* **WHAT IS NEEDED**: Records follow. Pull out every line that contains "measurements".

[Saved data entries]

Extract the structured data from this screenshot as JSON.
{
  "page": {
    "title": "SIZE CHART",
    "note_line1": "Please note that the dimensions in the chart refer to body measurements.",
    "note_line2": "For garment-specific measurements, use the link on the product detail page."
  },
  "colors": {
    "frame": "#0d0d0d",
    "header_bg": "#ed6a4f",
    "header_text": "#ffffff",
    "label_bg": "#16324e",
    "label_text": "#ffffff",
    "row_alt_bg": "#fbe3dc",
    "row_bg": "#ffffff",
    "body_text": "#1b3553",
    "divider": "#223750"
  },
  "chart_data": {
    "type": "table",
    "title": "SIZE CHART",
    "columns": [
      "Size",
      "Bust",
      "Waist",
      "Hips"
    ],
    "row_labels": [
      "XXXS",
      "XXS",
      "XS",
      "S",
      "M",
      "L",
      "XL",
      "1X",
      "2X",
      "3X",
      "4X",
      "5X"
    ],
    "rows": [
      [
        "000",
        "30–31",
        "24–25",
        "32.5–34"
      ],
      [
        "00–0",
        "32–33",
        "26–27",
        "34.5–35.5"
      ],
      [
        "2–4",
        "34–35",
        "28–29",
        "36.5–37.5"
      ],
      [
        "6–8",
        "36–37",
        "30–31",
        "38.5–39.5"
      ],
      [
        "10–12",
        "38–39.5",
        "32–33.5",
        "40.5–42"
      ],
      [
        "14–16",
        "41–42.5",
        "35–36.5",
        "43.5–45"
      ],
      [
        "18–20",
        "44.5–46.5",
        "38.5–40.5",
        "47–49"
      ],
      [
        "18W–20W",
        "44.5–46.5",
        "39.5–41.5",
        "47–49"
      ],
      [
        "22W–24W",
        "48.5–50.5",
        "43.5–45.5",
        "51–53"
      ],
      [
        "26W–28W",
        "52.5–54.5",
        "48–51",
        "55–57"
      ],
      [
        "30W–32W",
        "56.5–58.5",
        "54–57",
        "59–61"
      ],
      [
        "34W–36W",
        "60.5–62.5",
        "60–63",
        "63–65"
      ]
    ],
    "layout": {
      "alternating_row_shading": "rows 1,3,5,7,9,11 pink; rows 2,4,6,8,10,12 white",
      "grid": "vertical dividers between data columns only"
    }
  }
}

* **WRITTEN RESPONSE**:
    "note_line1": "Please note that the dimensions in the chart refer to body measurements.",
    "note_line2": "For garment-specific measurements, use the link on the product detail page."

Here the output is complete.